# SET PROBLEM
Set down, without alteration, the lines from the one that contains "What text is on this page?" through the final line of the material below.
*** DATASET RECORDS ***
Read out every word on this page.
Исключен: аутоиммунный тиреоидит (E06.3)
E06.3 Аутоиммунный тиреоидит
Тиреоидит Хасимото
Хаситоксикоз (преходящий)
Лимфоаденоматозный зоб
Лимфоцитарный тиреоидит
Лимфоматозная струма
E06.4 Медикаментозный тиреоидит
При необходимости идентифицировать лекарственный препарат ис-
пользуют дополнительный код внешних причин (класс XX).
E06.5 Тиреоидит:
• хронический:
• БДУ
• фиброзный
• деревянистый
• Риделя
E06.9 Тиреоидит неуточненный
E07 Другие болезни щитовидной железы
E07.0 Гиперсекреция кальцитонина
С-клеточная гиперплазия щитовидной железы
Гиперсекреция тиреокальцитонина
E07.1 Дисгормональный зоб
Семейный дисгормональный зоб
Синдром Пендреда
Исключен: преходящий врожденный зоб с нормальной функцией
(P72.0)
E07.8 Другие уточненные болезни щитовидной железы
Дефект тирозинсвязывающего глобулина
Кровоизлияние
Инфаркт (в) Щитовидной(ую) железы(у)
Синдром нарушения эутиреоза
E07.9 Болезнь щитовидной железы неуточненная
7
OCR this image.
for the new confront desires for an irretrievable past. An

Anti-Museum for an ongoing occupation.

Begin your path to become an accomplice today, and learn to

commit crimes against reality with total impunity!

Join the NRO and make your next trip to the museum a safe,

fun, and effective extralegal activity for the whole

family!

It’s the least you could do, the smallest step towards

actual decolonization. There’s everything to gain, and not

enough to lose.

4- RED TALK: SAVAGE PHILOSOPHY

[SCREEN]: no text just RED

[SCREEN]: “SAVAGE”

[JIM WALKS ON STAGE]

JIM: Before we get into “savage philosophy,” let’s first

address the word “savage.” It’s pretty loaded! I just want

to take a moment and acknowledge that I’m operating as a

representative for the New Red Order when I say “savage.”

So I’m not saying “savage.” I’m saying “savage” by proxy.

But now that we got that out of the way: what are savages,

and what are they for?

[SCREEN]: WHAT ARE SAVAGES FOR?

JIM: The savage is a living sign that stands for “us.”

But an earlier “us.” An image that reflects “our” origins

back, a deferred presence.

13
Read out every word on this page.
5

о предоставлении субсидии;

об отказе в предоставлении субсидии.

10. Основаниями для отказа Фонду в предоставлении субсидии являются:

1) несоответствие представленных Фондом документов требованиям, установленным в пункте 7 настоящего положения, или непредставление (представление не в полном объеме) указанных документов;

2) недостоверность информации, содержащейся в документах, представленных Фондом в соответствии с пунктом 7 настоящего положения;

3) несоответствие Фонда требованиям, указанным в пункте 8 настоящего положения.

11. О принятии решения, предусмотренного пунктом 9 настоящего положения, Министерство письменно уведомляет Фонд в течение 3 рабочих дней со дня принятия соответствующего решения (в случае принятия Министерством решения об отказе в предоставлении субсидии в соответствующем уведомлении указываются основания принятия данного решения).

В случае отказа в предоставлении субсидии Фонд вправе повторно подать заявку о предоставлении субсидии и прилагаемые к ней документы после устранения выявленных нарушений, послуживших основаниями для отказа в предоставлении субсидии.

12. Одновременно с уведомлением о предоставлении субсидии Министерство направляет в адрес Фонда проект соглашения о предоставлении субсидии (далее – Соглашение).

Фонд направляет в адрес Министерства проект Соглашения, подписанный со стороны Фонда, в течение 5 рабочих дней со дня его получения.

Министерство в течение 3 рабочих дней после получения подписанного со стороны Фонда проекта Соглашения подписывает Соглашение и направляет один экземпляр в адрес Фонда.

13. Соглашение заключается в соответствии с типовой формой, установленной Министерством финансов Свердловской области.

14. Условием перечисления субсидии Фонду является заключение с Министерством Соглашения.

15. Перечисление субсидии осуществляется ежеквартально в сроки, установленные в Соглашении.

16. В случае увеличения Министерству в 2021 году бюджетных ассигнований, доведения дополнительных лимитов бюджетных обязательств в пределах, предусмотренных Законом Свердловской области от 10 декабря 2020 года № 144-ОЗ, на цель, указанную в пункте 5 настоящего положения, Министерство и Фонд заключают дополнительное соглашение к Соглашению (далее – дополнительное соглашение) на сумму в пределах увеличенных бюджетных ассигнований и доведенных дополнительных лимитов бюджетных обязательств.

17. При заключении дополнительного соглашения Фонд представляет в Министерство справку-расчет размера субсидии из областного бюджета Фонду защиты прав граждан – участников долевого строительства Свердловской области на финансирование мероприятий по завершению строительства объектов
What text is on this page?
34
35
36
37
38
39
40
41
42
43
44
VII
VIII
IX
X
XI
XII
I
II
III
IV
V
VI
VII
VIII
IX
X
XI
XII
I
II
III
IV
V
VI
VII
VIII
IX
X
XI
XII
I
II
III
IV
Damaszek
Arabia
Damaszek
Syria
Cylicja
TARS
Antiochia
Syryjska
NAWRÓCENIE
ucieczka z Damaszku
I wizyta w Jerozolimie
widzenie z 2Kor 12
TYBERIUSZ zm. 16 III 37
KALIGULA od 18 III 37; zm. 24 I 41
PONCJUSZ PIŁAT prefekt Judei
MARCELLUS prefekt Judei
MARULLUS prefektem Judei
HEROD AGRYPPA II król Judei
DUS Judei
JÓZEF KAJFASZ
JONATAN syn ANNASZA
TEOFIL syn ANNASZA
***
# ANSWER TO THIS TASK
What text is on this page?
34
35
36
37
38
39
40
41
42
43
44
VII
VIII
IX
X
XI
XII
I
II
III
IV
V
VI
VII
VIII
IX
X
XI
XII
I
II
III
IV
V
VI
VII
VIII
IX
X
XI
XII
I
II
III
IV
Damaszek
Arabia
Damaszek
Syria
Cylicja
TARS
Antiochia
Syryjska
NAWRÓCENIE
ucieczka z Damaszku
I wizyta w Jerozolimie
widzenie z 2Kor 12
TYBERIUSZ zm. 16 III 37
KALIGULA od 18 III 37; zm. 24 I 41
PONCJUSZ PIŁAT prefekt Judei
MARCELLUS prefekt Judei
MARULLUS prefektem Judei
HEROD AGRYPPA II król Judei
DUS Judei
JÓZEF KAJFASZ
JONATAN syn ANNASZA
TEOFIL syn ANNASZA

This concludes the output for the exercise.